Begin

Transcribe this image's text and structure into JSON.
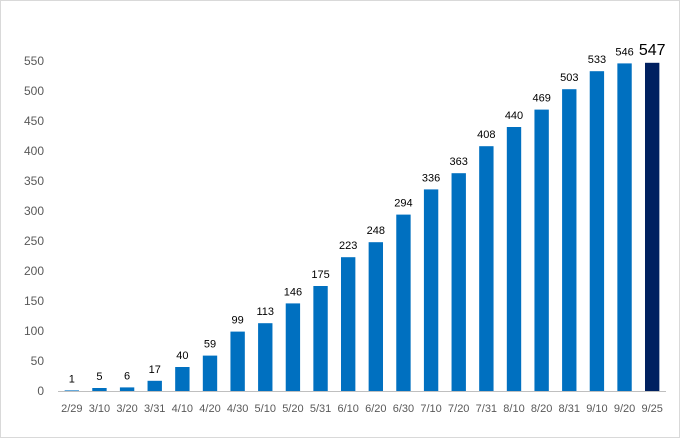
{
  "chart_data": {
    "type": "bar",
    "categories": [
      "2/29",
      "3/10",
      "3/20",
      "3/31",
      "4/10",
      "4/20",
      "4/30",
      "5/10",
      "5/20",
      "5/31",
      "6/10",
      "6/20",
      "6/30",
      "7/10",
      "7/20",
      "7/31",
      "8/10",
      "8/20",
      "8/31",
      "9/10",
      "9/20",
      "9/25"
    ],
    "values": [
      1,
      5,
      6,
      17,
      40,
      59,
      99,
      113,
      146,
      175,
      223,
      248,
      294,
      336,
      363,
      408,
      440,
      469,
      503,
      533,
      546,
      547
    ],
    "data_labels": [
      "1",
      "5",
      "6",
      "17",
      "40",
      "59",
      "99",
      "113",
      "146",
      "175",
      "223",
      "248",
      "294",
      "336",
      "363",
      "408",
      "440",
      "469",
      "503",
      "533",
      "546",
      "547"
    ],
    "y_ticks": [
      "0",
      "50",
      "100",
      "150",
      "200",
      "250",
      "300",
      "350",
      "400",
      "450",
      "500",
      "550"
    ],
    "ylim": [
      0,
      550
    ],
    "grid": false,
    "legend": "none",
    "highlight_index": 21,
    "colors": {
      "bar": "#0070c0",
      "highlight_bar": "#002060",
      "highlight_label": "#ff0000",
      "axis": "#bfbfbf"
    }
  }
}
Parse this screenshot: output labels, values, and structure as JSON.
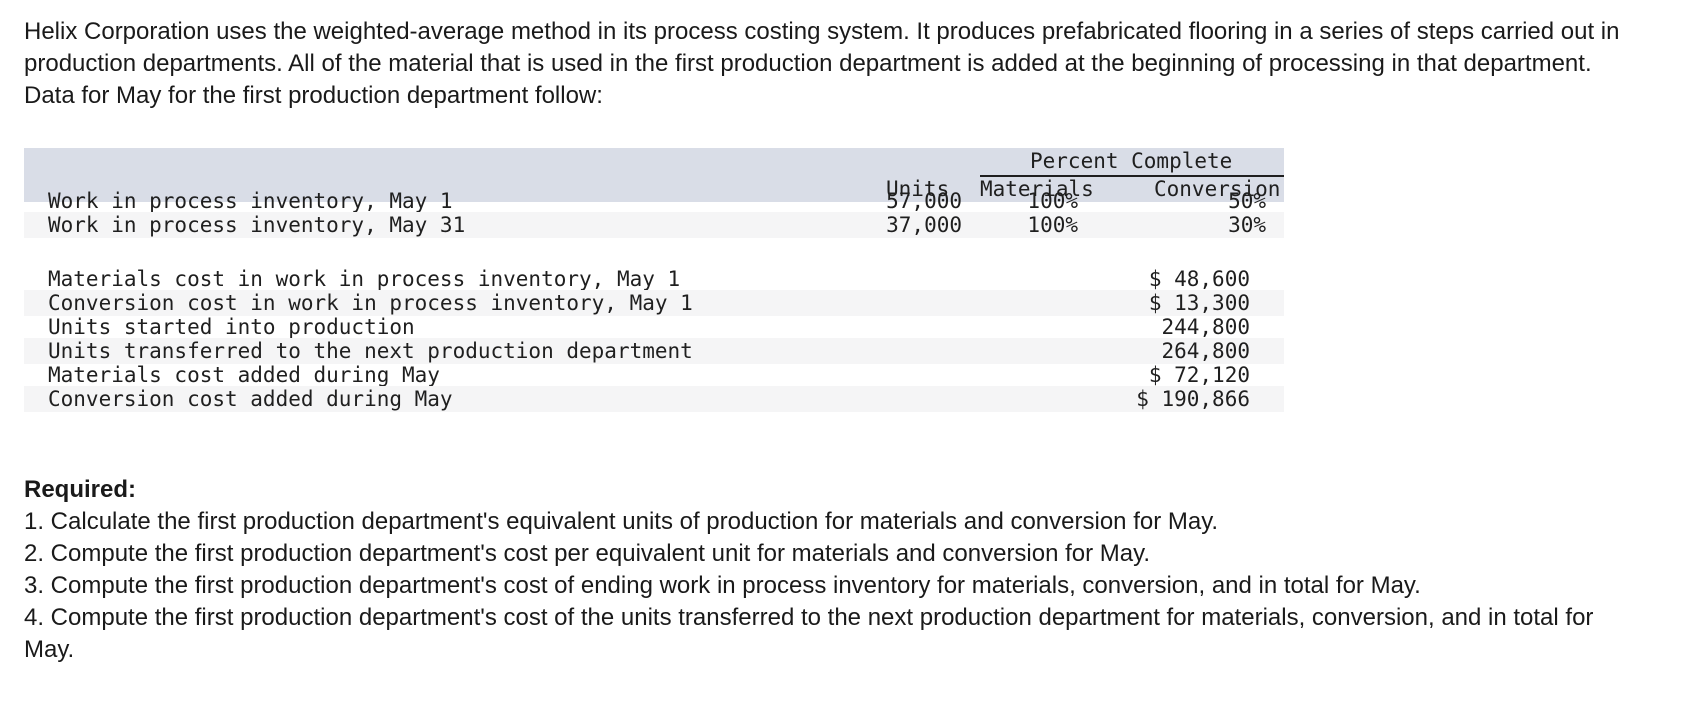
{
  "intro": "Helix Corporation uses the weighted-average method in its process costing system. It produces prefabricated flooring in a series of steps carried out in production departments. All of the material that is used in the first production department is added at the beginning of processing in that department. Data for May for the first production department follow:",
  "table": {
    "percent_complete_label": "Percent Complete",
    "col_units": "Units",
    "col_materials": "Materials",
    "col_conversion": "Conversion",
    "wip_rows": [
      {
        "label": "Work in process inventory, May 1",
        "units": "57,000",
        "materials": "100%",
        "conversion": "50%"
      },
      {
        "label": "Work in process inventory, May 31",
        "units": "37,000",
        "materials": "100%",
        "conversion": "30%"
      }
    ],
    "cost_rows": [
      {
        "label": "Materials cost in work in process inventory, May 1",
        "value": "$ 48,600"
      },
      {
        "label": "Conversion cost in work in process inventory, May 1",
        "value": "$ 13,300"
      },
      {
        "label": "Units started into production",
        "value": "244,800"
      },
      {
        "label": "Units transferred to the next production department",
        "value": "264,800"
      },
      {
        "label": "Materials cost added during May",
        "value": "$ 72,120"
      },
      {
        "label": "Conversion cost added during May",
        "value": "$ 190,866"
      }
    ]
  },
  "required": {
    "title": "Required:",
    "items": [
      "1. Calculate the first production department's equivalent units of production for materials and conversion for May.",
      "2. Compute the first production department's cost per equivalent unit for materials and conversion for May.",
      "3. Compute the first production department's cost of ending work in process inventory for materials, conversion, and in total for May.",
      "4. Compute the first production department's cost of the units transferred to the next production department for materials, conversion, and in total for May."
    ]
  }
}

End

* [AIM OF THE EXERCISE]:
Report every line in the data above in which the word "structure" appears.

* [RESPONSE BELOW]:
Transcribe this image's text and structure into JSON.
Parse this screenshot: output labels, values, and structure as JSON.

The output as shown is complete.